[Data records]
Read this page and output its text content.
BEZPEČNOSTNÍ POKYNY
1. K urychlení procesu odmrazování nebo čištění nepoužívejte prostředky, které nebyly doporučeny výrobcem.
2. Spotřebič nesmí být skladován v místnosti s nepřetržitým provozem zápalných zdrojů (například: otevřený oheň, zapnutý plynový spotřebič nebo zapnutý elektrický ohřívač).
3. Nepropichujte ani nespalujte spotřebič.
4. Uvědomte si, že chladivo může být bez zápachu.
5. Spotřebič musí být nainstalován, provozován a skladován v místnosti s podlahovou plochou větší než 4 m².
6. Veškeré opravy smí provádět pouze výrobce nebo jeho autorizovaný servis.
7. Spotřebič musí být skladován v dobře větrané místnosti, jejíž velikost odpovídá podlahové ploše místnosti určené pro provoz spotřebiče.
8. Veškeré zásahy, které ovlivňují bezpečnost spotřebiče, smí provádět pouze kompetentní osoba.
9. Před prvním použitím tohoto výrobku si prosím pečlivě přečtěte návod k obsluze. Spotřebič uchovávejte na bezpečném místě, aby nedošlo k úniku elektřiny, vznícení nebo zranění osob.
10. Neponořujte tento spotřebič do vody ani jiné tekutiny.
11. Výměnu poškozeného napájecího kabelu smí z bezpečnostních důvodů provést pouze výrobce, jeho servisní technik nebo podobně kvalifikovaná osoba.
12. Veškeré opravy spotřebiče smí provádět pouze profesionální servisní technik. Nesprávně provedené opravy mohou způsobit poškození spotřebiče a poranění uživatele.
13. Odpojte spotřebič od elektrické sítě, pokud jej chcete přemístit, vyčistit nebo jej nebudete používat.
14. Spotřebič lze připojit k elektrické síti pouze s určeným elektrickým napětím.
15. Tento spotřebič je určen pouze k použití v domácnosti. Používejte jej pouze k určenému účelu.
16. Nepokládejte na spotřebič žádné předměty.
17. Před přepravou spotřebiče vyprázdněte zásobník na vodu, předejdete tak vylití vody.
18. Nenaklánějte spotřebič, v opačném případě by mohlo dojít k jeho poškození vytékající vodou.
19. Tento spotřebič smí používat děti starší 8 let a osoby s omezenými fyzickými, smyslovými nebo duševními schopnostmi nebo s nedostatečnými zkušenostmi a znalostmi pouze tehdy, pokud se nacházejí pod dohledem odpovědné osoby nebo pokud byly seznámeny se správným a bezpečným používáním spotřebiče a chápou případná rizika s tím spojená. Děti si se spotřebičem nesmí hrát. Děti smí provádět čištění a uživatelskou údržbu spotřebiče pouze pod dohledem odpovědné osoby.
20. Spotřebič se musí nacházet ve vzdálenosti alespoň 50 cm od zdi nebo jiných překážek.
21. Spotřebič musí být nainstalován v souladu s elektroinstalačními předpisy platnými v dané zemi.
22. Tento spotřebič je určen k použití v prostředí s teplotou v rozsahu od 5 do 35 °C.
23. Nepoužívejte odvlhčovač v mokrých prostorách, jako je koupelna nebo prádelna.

GIVEN TASK:
The word "vody" may appear on some lines of these records; state how many such lines there are, and nothing else.

OUTPUT OF THE TASK:
2